* **Work required**
Copy the data below word for word, line by line, leaving out the pictures.

* **Stored records**
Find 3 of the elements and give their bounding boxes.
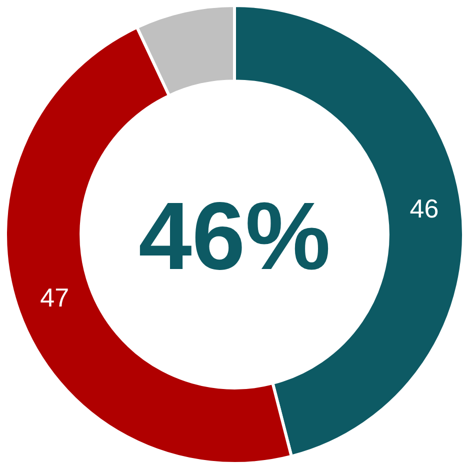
text: 46% <box>138 182 331 290</box>
data-label: 46 <box>410 194 439 224</box>
data-label: 47 <box>40 282 70 312</box>
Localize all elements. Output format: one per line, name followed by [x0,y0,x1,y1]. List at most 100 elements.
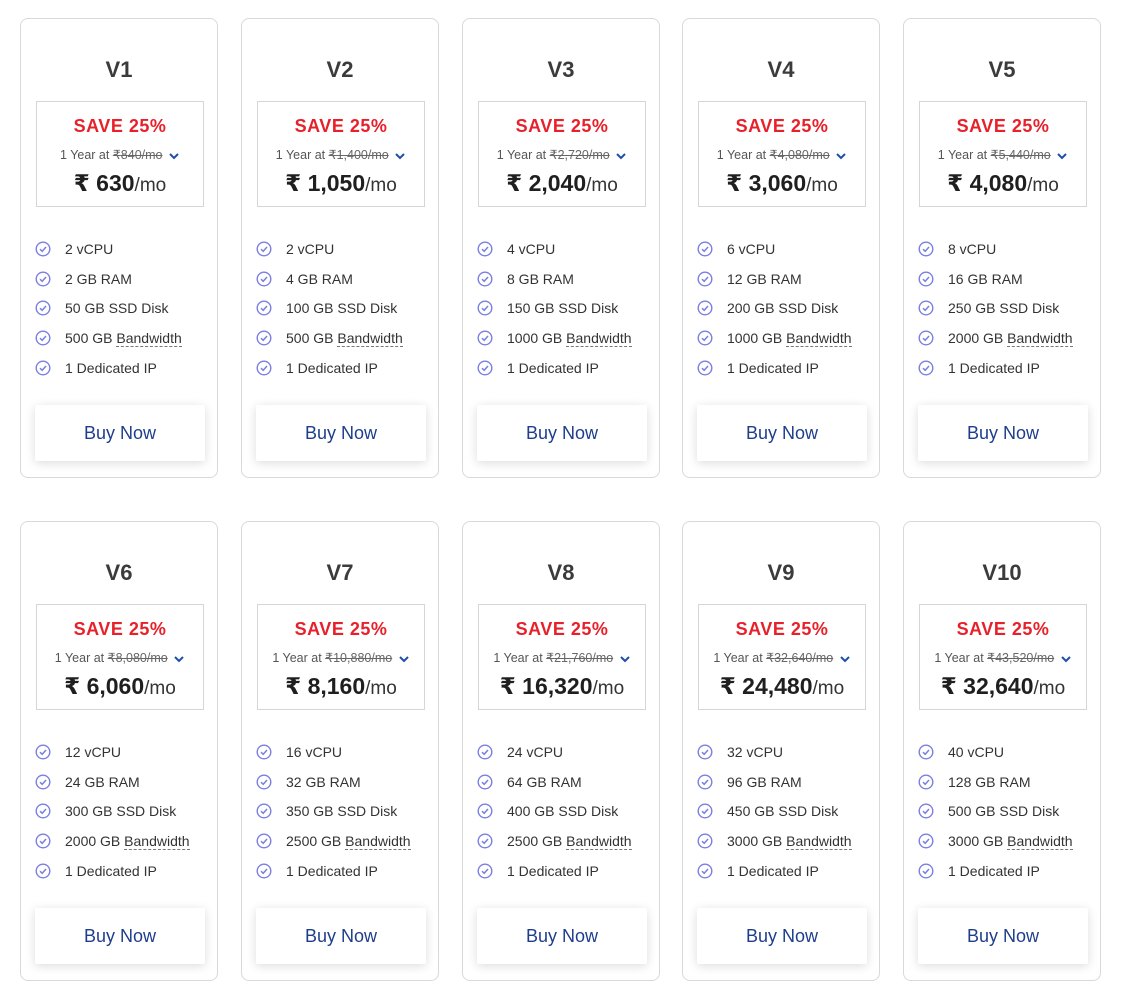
plan-card-v3: V3 SAVE 25% 1 Year at ₹2,720/mo ₹ 2,040/… [462,18,660,478]
plan-title: V4 [767,57,795,82]
bandwidth-tooltip-term[interactable]: Bandwidth [1007,329,1073,347]
buy-now-button-v1[interactable]: Buy Now [35,405,205,461]
original-price: ₹8,080/mo [108,651,168,665]
check-circle-icon [256,774,272,790]
price-box: SAVE 25% 1 Year at ₹2,720/mo ₹ 2,040/mo [478,101,646,207]
price: ₹ 3,060/mo [699,170,865,197]
feature-text: 96 GB RAM [727,773,802,790]
bandwidth-tooltip-term[interactable]: Bandwidth [786,329,852,347]
billing-term-select[interactable]: 1 Year at ₹8,080/mo [37,650,203,665]
feature-list: 40 vCPU 128 GB RAM 500 GB SSD Disk 3000 … [918,737,1096,886]
currency-symbol: ₹ [990,148,999,162]
original-price: ₹32,640/mo [766,651,833,665]
check-circle-icon [256,300,272,316]
chevron-down-icon[interactable] [619,654,631,664]
price-box: SAVE 25% 1 Year at ₹840/mo ₹ 630/mo [36,101,204,207]
billing-term-select[interactable]: 1 Year at ₹1,400/mo [258,147,424,162]
price: ₹ 4,080/mo [920,170,1086,197]
buy-now-button-v4[interactable]: Buy Now [697,405,867,461]
buy-now-button-v8[interactable]: Buy Now [477,908,647,964]
price-amount: 2,040 [528,170,587,196]
feature-bandwidth: 2500 GB Bandwidth [477,826,655,856]
check-circle-icon [256,744,272,760]
feature-cpu: 4 vCPU [477,234,655,264]
chevron-down-icon[interactable] [1056,151,1068,161]
check-circle-icon [918,330,934,346]
feature-disk: 250 GB SSD Disk [918,294,1096,324]
chevron-down-icon[interactable] [168,151,180,161]
chevron-down-icon[interactable] [835,151,847,161]
billing-term-select[interactable]: 1 Year at ₹2,720/mo [479,147,645,162]
check-circle-icon [918,863,934,879]
term-label: 1 Year at [60,148,110,162]
feature-cpu: 12 vCPU [35,737,213,767]
save-badge: SAVE 25% [294,619,388,639]
feature-bandwidth: 500 GB Bandwidth [256,323,434,353]
per-month: /mo [586,175,618,196]
plan-card-v4: V4 SAVE 25% 1 Year at ₹4,080/mo ₹ 3,060/… [682,18,880,478]
price-amount: 6,060 [86,673,145,699]
feature-disk: 350 GB SSD Disk [256,797,434,827]
chevron-down-icon[interactable] [615,151,627,161]
feature-text: 12 vCPU [65,743,122,760]
check-circle-icon [918,744,934,760]
buy-now-button-v9[interactable]: Buy Now [697,908,867,964]
save-badge: SAVE 25% [73,619,167,639]
feature-disk: 100 GB SSD Disk [256,294,434,324]
buy-now-button-v2[interactable]: Buy Now [256,405,426,461]
billing-term-select[interactable]: 1 Year at ₹5,440/mo [920,147,1086,162]
feature-text: 8 vCPU [948,240,997,257]
price: ₹ 8,160/mo [258,673,424,700]
feature-disk: 450 GB SSD Disk [697,797,875,827]
billing-term-select[interactable]: 1 Year at ₹4,080/mo [699,147,865,162]
per-month: /mo [812,678,845,699]
term-label: 1 Year at [716,148,767,162]
billing-term-select[interactable]: 1 Year at ₹10,880/mo [258,650,424,665]
buy-now-button-v10[interactable]: Buy Now [918,908,1088,964]
buy-now-button-v7[interactable]: Buy Now [256,908,426,964]
bandwidth-tooltip-term[interactable]: Bandwidth [566,832,632,850]
check-circle-icon [477,803,493,819]
feature-text: 1 Dedicated IP [727,360,819,377]
feature-list: 2 vCPU 2 GB RAM 50 GB SSD Disk 500 GB Ba… [35,234,213,383]
price-amount: 630 [96,170,135,196]
price-box: SAVE 25% 1 Year at ₹1,400/mo ₹ 1,050/mo [257,101,425,207]
billing-term-select[interactable]: 1 Year at ₹21,760/mo [479,650,645,665]
billing-term-select[interactable]: 1 Year at ₹840/mo [37,147,203,162]
buy-now-button-v5[interactable]: Buy Now [918,405,1088,461]
price-box: SAVE 25% 1 Year at ₹5,440/mo ₹ 4,080/mo [919,101,1087,207]
bandwidth-tooltip-term[interactable]: Bandwidth [116,329,182,347]
feature-text: 100 GB SSD Disk [286,300,398,317]
check-circle-icon [35,300,51,316]
feature-cpu: 2 vCPU [35,234,213,264]
chevron-down-icon[interactable] [839,654,851,664]
price: ₹ 24,480/mo [699,673,865,700]
bandwidth-tooltip-term[interactable]: Bandwidth [786,832,852,850]
feature-text: 350 GB SSD Disk [286,803,398,820]
price: ₹ 6,060/mo [37,673,203,700]
billing-term-select[interactable]: 1 Year at ₹32,640/mo [699,650,865,665]
feature-bandwidth: 3000 GB Bandwidth [918,826,1096,856]
original-price-value: 5,440/mo [998,148,1051,162]
chevron-down-icon[interactable] [173,654,185,664]
check-circle-icon [918,774,934,790]
buy-now-button-v6[interactable]: Buy Now [35,908,205,964]
bandwidth-tooltip-term[interactable]: Bandwidth [337,329,403,347]
feature-text: 64 GB RAM [507,773,582,790]
bandwidth-tooltip-term[interactable]: Bandwidth [345,832,411,850]
bandwidth-tooltip-term[interactable]: Bandwidth [1007,832,1073,850]
buy-now-button-v3[interactable]: Buy Now [477,405,647,461]
chevron-down-icon[interactable] [398,654,410,664]
check-circle-icon [918,300,934,316]
chevron-down-icon[interactable] [1060,654,1072,664]
price-amount: 1,050 [307,170,366,196]
save-badge: SAVE 25% [956,116,1050,136]
bandwidth-tooltip-term[interactable]: Bandwidth [124,832,190,850]
check-circle-icon [697,271,713,287]
billing-term-select[interactable]: 1 Year at ₹43,520/mo [920,650,1086,665]
chevron-down-icon[interactable] [394,151,406,161]
feature-text: 1000 GB [507,330,563,347]
bandwidth-tooltip-term[interactable]: Bandwidth [566,329,632,347]
price-amount: 16,320 [522,673,593,699]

* **The output**
Find 3 of the elements and give their bounding boxes.
text: 46% <box>138 182 331 290</box>
data-label: 46 <box>410 194 439 224</box>
data-label: 47 <box>40 282 70 312</box>
Localize all elements. Output format: one per line, name followed by [x0,y0,x1,y1]. List at most 100 elements.
plan-card-v3: V3 SAVE 25% 1 Year at ₹2,720/mo ₹ 2,040/… [462,18,660,478]
plan-title: V4 [767,57,795,82]
bandwidth-tooltip-term[interactable]: Bandwidth [1007,329,1073,347]
buy-now-button-v1[interactable]: Buy Now [35,405,205,461]
original-price: ₹8,080/mo [108,651,168,665]
check-circle-icon [256,774,272,790]
price-box: SAVE 25% 1 Year at ₹2,720/mo ₹ 2,040/mo [478,101,646,207]
price: ₹ 3,060/mo [699,170,865,197]
feature-text: 96 GB RAM [727,773,802,790]
bandwidth-tooltip-term[interactable]: Bandwidth [786,329,852,347]
billing-term-select[interactable]: 1 Year at ₹8,080/mo [37,650,203,665]
feature-list: 40 vCPU 128 GB RAM 500 GB SSD Disk 3000 … [918,737,1096,886]
currency-symbol: ₹ [990,148,999,162]
original-price: ₹32,640/mo [766,651,833,665]
check-circle-icon [256,300,272,316]
chevron-down-icon[interactable] [619,654,631,664]
price-box: SAVE 25% 1 Year at ₹840/mo ₹ 630/mo [36,101,204,207]
billing-term-select[interactable]: 1 Year at ₹1,400/mo [258,147,424,162]
price: ₹ 4,080/mo [920,170,1086,197]
buy-now-button-v4[interactable]: Buy Now [697,405,867,461]
buy-now-button-v8[interactable]: Buy Now [477,908,647,964]
price-amount: 2,040 [528,170,587,196]
feature-bandwidth: 2500 GB Bandwidth [477,826,655,856]
check-circle-icon [256,744,272,760]
feature-cpu: 4 vCPU [477,234,655,264]
chevron-down-icon[interactable] [1056,151,1068,161]
check-circle-icon [918,330,934,346]
feature-disk: 250 GB SSD Disk [918,294,1096,324]
chevron-down-icon[interactable] [168,151,180,161]
chevron-down-icon[interactable] [835,151,847,161]
billing-term-select[interactable]: 1 Year at ₹2,720/mo [479,147,645,162]
check-circle-icon [918,863,934,879]
term-label: 1 Year at [60,148,110,162]
feature-cpu: 12 vCPU [35,737,213,767]
save-badge: SAVE 25% [294,619,388,639]
feature-bandwidth: 500 GB Bandwidth [256,323,434,353]
per-month: /mo [586,175,618,196]
plan-card-v4: V4 SAVE 25% 1 Year at ₹4,080/mo ₹ 3,060/… [682,18,880,478]
price-amount: 6,060 [86,673,145,699]
feature-disk: 350 GB SSD Disk [256,797,434,827]
chevron-down-icon[interactable] [615,151,627,161]
feature-text: 12 vCPU [65,743,122,760]
check-circle-icon [918,744,934,760]
buy-now-button-v9[interactable]: Buy Now [697,908,867,964]
save-badge: SAVE 25% [73,619,167,639]
feature-disk: 100 GB SSD Disk [256,294,434,324]
buy-now-button-v2[interactable]: Buy Now [256,405,426,461]
billing-term-select[interactable]: 1 Year at ₹5,440/mo [920,147,1086,162]
feature-text: 8 vCPU [948,240,997,257]
price: ₹ 8,160/mo [258,673,424,700]
feature-disk: 450 GB SSD Disk [697,797,875,827]
billing-term-select[interactable]: 1 Year at ₹4,080/mo [699,147,865,162]
per-month: /mo [812,678,845,699]
term-label: 1 Year at [716,148,767,162]
billing-term-select[interactable]: 1 Year at ₹10,880/mo [258,650,424,665]
buy-now-button-v10[interactable]: Buy Now [918,908,1088,964]
buy-now-button-v7[interactable]: Buy Now [256,908,426,964]
bandwidth-tooltip-term[interactable]: Bandwidth [566,832,632,850]
check-circle-icon [477,803,493,819]
feature-text: 1 Dedicated IP [727,360,819,377]
feature-list: 2 vCPU 2 GB RAM 50 GB SSD Disk 500 GB Ba… [35,234,213,383]
price-amount: 630 [96,170,135,196]
price-box: SAVE 25% 1 Year at ₹1,400/mo ₹ 1,050/mo [257,101,425,207]
billing-term-select[interactable]: 1 Year at ₹21,760/mo [479,650,645,665]
billing-term-select[interactable]: 1 Year at ₹840/mo [37,147,203,162]
buy-now-button-v5[interactable]: Buy Now [918,405,1088,461]
price-box: SAVE 25% 1 Year at ₹5,440/mo ₹ 4,080/mo [919,101,1087,207]
bandwidth-tooltip-term[interactable]: Bandwidth [116,329,182,347]
feature-text: 100 GB SSD Disk [286,300,398,317]
check-circle-icon [35,300,51,316]
feature-cpu: 2 vCPU [35,234,213,264]
chevron-down-icon[interactable] [839,654,851,664]
price: ₹ 24,480/mo [699,673,865,700]
bandwidth-tooltip-term[interactable]: Bandwidth [786,832,852,850]
feature-text: 350 GB SSD Disk [286,803,398,820]
price: ₹ 6,060/mo [37,673,203,700]
billing-term-select[interactable]: 1 Year at ₹32,640/mo [699,650,865,665]
feature-bandwidth: 3000 GB Bandwidth [918,826,1096,856]
original-price-value: 5,440/mo [998,148,1051,162]
chevron-down-icon[interactable] [173,654,185,664]
check-circle-icon [918,774,934,790]
buy-now-button-v6[interactable]: Buy Now [35,908,205,964]
bandwidth-tooltip-term[interactable]: Bandwidth [337,329,403,347]
feature-text: 64 GB RAM [507,773,582,790]
bandwidth-tooltip-term[interactable]: Bandwidth [345,832,411,850]
bandwidth-tooltip-term[interactable]: Bandwidth [1007,832,1073,850]
buy-now-button-v3[interactable]: Buy Now [477,405,647,461]
chevron-down-icon[interactable] [398,654,410,664]
check-circle-icon [918,300,934,316]
chevron-down-icon[interactable] [1060,654,1072,664]
price-amount: 1,050 [307,170,366,196]
save-badge: SAVE 25% [956,116,1050,136]
bandwidth-tooltip-term[interactable]: Bandwidth [124,832,190,850]
check-circle-icon [697,271,713,287]
billing-term-select[interactable]: 1 Year at ₹43,520/mo [920,650,1086,665]
chevron-down-icon[interactable] [394,151,406,161]
feature-text: 1000 GB [507,330,563,347]
bandwidth-tooltip-term[interactable]: Bandwidth [566,329,632,347]
price-amount: 16,320 [522,673,593,699]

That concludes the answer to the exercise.